◆ PROBLEM TO WORK ON
Begin at the line that contains "Read out every word on this page." and reproduce it along with every line after it to the end of the listing; skip any pictures.
=== DATA RECORDS ===
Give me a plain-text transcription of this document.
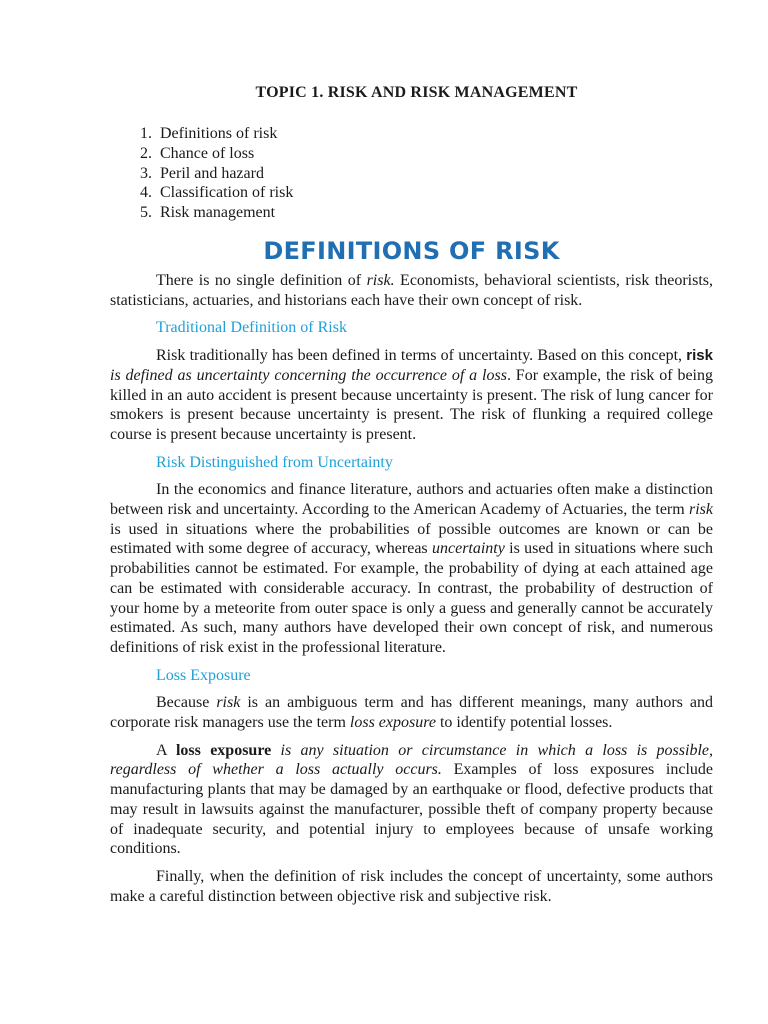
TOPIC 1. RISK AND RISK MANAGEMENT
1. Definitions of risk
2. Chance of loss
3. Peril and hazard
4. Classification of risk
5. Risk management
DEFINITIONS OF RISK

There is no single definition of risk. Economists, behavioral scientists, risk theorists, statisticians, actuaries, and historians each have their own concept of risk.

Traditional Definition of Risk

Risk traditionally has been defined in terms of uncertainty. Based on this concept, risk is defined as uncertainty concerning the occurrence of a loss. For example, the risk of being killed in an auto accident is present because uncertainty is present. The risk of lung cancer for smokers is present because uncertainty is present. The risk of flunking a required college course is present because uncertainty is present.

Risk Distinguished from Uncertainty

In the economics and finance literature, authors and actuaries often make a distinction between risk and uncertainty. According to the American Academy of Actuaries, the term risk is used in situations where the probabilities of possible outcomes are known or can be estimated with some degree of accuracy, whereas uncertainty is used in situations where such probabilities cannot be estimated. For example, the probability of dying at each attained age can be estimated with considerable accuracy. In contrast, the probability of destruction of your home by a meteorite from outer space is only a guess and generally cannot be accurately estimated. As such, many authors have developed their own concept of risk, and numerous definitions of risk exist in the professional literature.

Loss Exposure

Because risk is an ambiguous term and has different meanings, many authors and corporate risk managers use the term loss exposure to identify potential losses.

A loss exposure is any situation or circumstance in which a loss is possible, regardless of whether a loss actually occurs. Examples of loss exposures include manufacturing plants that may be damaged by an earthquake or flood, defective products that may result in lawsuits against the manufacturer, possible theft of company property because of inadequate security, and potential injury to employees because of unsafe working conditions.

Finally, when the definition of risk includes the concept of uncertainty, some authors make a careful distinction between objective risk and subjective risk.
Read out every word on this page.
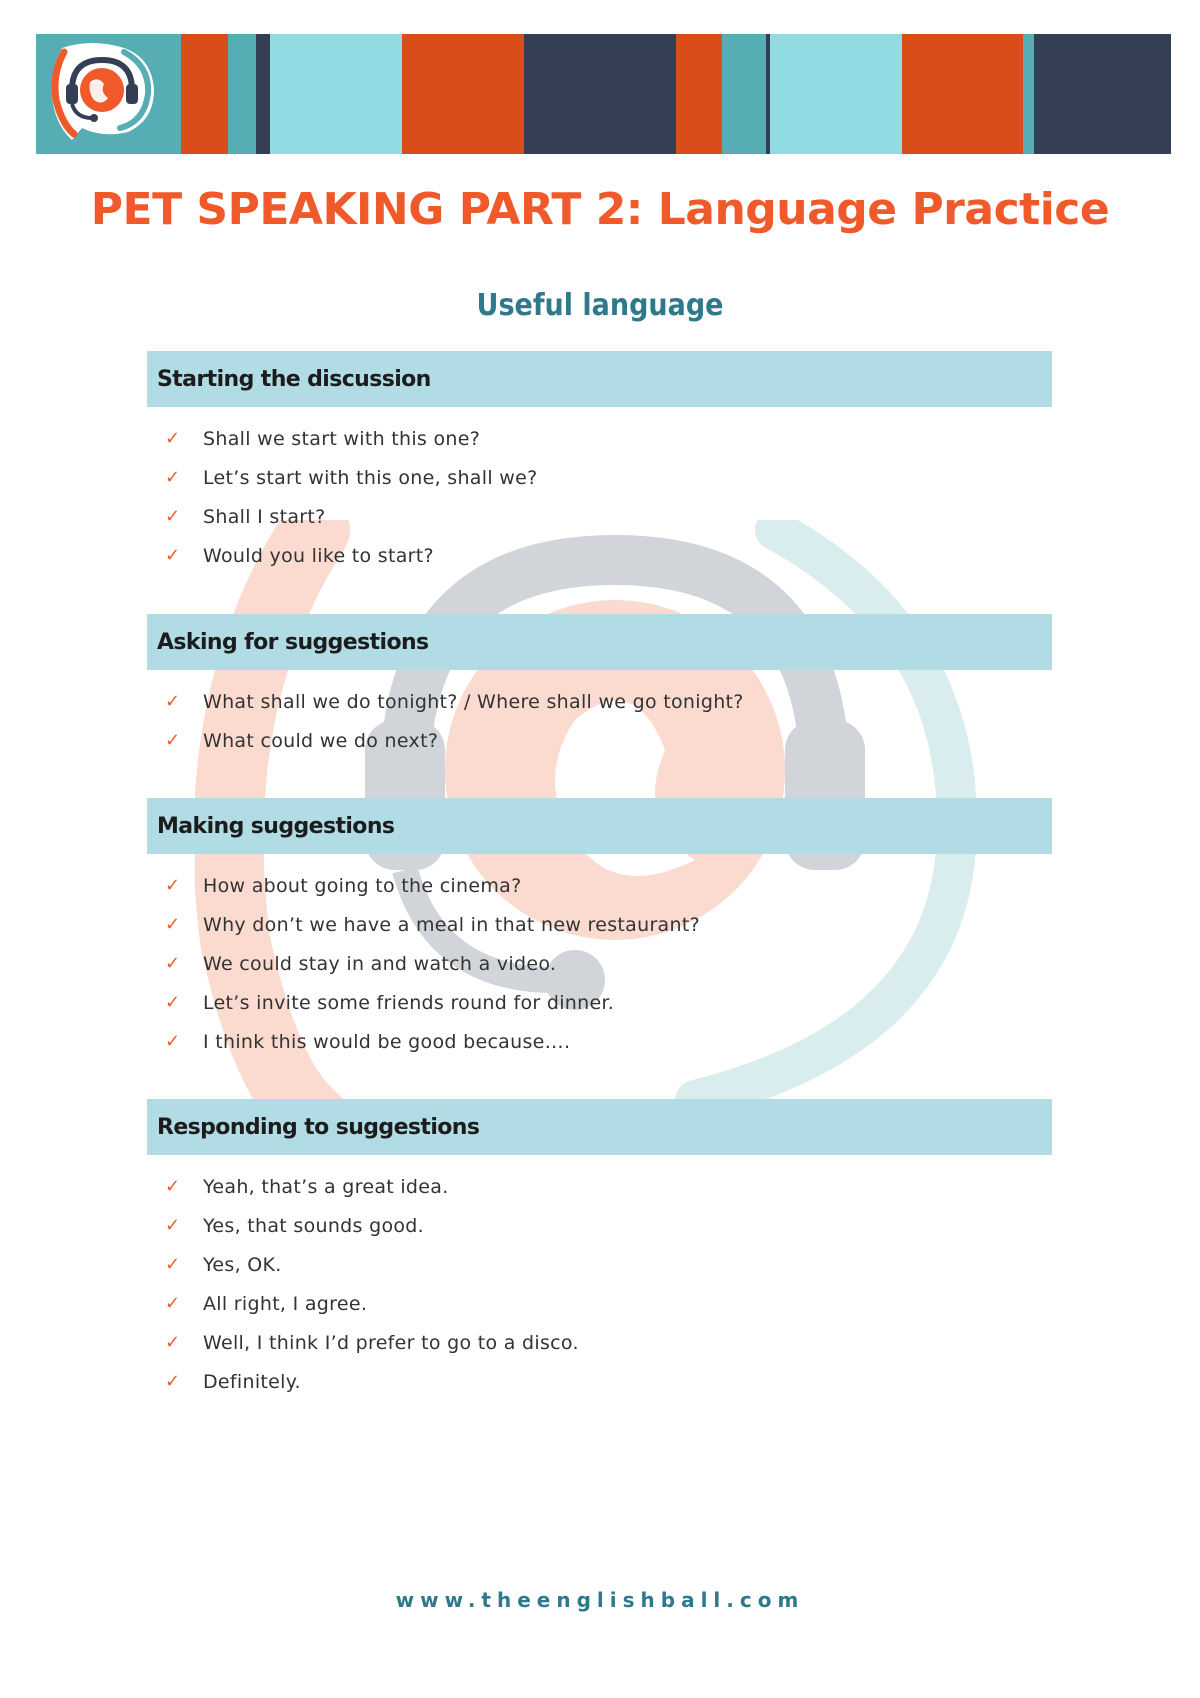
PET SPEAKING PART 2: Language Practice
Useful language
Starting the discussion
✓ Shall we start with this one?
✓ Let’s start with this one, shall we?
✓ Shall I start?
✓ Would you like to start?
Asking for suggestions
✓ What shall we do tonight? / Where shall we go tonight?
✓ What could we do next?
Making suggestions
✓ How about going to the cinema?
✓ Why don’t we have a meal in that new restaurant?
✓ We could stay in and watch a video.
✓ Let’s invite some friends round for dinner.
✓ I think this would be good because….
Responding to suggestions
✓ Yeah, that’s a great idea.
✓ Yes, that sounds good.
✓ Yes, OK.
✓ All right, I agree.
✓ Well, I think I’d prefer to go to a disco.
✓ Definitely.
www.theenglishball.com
===
◆ SOLUTION TO THE PROBLEM
Read out every word on this page.
PET SPEAKING PART 2: Language Practice
Useful language
Starting the discussion
✓ Shall we start with this one?
✓ Let’s start with this one, shall we?
✓ Shall I start?
✓ Would you like to start?
Asking for suggestions
✓ What shall we do tonight? / Where shall we go tonight?
✓ What could we do next?
Making suggestions
✓ How about going to the cinema?
✓ Why don’t we have a meal in that new restaurant?
✓ We could stay in and watch a video.
✓ Let’s invite some friends round for dinner.
✓ I think this would be good because….
Responding to suggestions
✓ Yeah, that’s a great idea.
✓ Yes, that sounds good.
✓ Yes, OK.
✓ All right, I agree.
✓ Well, I think I’d prefer to go to a disco.
✓ Definitely.
www.theenglishball.com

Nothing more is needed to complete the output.